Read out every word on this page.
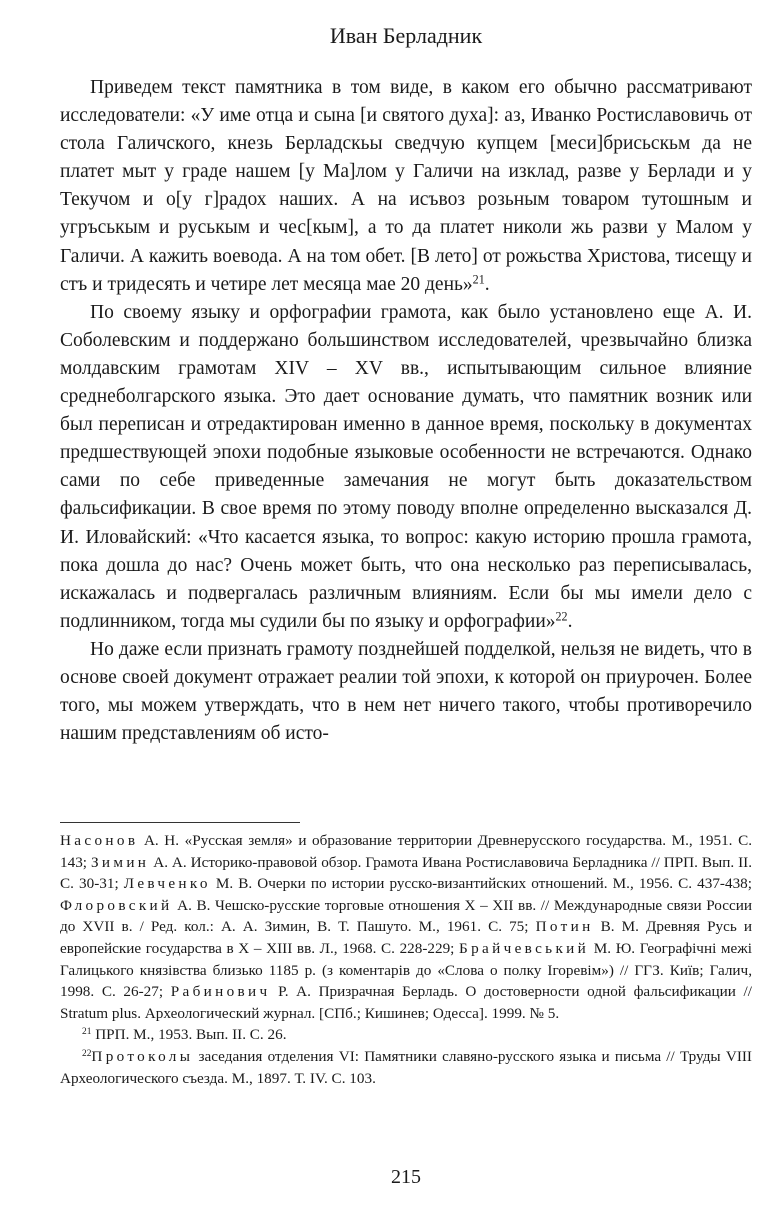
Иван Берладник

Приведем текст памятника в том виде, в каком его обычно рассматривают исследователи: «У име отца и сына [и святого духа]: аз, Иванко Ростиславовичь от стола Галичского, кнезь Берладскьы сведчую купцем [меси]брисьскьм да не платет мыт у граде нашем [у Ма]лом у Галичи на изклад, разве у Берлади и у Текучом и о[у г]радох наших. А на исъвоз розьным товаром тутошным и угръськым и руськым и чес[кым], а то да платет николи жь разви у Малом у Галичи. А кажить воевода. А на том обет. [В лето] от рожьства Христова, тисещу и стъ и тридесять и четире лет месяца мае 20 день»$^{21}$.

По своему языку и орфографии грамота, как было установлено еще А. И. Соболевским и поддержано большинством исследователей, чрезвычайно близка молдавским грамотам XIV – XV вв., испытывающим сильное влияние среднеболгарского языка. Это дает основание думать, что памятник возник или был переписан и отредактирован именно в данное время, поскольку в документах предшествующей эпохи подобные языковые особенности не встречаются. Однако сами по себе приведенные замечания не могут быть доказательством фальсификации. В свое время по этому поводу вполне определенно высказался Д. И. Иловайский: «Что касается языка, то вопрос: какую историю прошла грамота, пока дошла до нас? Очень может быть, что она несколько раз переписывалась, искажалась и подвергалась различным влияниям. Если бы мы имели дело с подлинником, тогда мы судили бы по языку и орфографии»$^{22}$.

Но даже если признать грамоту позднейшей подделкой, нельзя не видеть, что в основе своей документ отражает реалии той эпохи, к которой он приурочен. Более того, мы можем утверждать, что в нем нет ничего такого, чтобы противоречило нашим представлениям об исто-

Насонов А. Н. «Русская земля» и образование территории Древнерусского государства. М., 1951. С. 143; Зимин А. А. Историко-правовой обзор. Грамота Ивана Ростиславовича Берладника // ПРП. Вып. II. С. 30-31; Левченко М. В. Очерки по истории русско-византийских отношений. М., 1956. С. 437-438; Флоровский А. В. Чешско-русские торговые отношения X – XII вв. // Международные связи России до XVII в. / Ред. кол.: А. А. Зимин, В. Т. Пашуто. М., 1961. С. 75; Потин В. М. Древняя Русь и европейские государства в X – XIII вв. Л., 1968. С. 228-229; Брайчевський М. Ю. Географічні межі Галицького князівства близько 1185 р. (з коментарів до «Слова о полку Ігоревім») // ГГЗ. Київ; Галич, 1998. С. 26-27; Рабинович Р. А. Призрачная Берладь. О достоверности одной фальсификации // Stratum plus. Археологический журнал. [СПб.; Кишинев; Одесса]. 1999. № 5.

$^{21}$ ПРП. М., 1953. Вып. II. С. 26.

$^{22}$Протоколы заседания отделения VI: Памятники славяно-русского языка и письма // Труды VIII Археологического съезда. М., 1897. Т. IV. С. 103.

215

= = = = =

**Problem:** Write the entries above out again exactly, but not the pictures.

**Solution below:**
Read out every word on this page.
Иван Берладник

Приведем текст памятника в том виде, в каком его обычно рассматривают исследователи: «У име отца и сына [и святого духа]: аз, Иванко Ростиславовичь от стола Галичского, кнезь Берладскьы сведчую купцем [меси]брисьскьм да не платет мыт у граде нашем [у Ма]лом у Галичи на изклад, разве у Берлади и у Текучом и о[у г]радох наших. А на исъвоз розьным товаром тутошным и угръськым и руськым и чес[кым], а то да платет николи жь разви у Малом у Галичи. А кажить воевода. А на том обет. [В лето] от рожьства Христова, тисещу и стъ и тридесять и четире лет месяца мае 20 день»$^{21}$.

По своему языку и орфографии грамота, как было установлено еще А. И. Соболевским и поддержано большинством исследователей, чрезвычайно близка молдавским грамотам XIV – XV вв., испытывающим сильное влияние среднеболгарского языка. Это дает основание думать, что памятник возник или был переписан и отредактирован именно в данное время, поскольку в документах предшествующей эпохи подобные языковые особенности не встречаются. Однако сами по себе приведенные замечания не могут быть доказательством фальсификации. В свое время по этому поводу вполне определенно высказался Д. И. Иловайский: «Что касается языка, то вопрос: какую историю прошла грамота, пока дошла до нас? Очень может быть, что она несколько раз переписывалась, искажалась и подвергалась различным влияниям. Если бы мы имели дело с подлинником, тогда мы судили бы по языку и орфографии»$^{22}$.

Но даже если признать грамоту позднейшей подделкой, нельзя не видеть, что в основе своей документ отражает реалии той эпохи, к которой он приурочен. Более того, мы можем утверждать, что в нем нет ничего такого, чтобы противоречило нашим представлениям об исто-

Насонов А. Н. «Русская земля» и образование территории Древнерусского государства. М., 1951. С. 143; Зимин А. А. Историко-правовой обзор. Грамота Ивана Ростиславовича Берладника // ПРП. Вып. II. С. 30-31; Левченко М. В. Очерки по истории русско-византийских отношений. М., 1956. С. 437-438; Флоровский А. В. Чешско-русские торговые отношения X – XII вв. // Международные связи России до XVII в. / Ред. кол.: А. А. Зимин, В. Т. Пашуто. М., 1961. С. 75; Потин В. М. Древняя Русь и европейские государства в X – XIII вв. Л., 1968. С. 228-229; Брайчевський М. Ю. Географічні межі Галицького князівства близько 1185 р. (з коментарів до «Слова о полку Ігоревім») // ГГЗ. Київ; Галич, 1998. С. 26-27; Рабинович Р. А. Призрачная Берладь. О достоверности одной фальсификации // Stratum plus. Археологический журнал. [СПб.; Кишинев; Одесса]. 1999. № 5.

$^{21}$ ПРП. М., 1953. Вып. II. С. 26.

$^{22}$Протоколы заседания отделения VI: Памятники славяно-русского языка и письма // Труды VIII Археологического съезда. М., 1897. Т. IV. С. 103.

215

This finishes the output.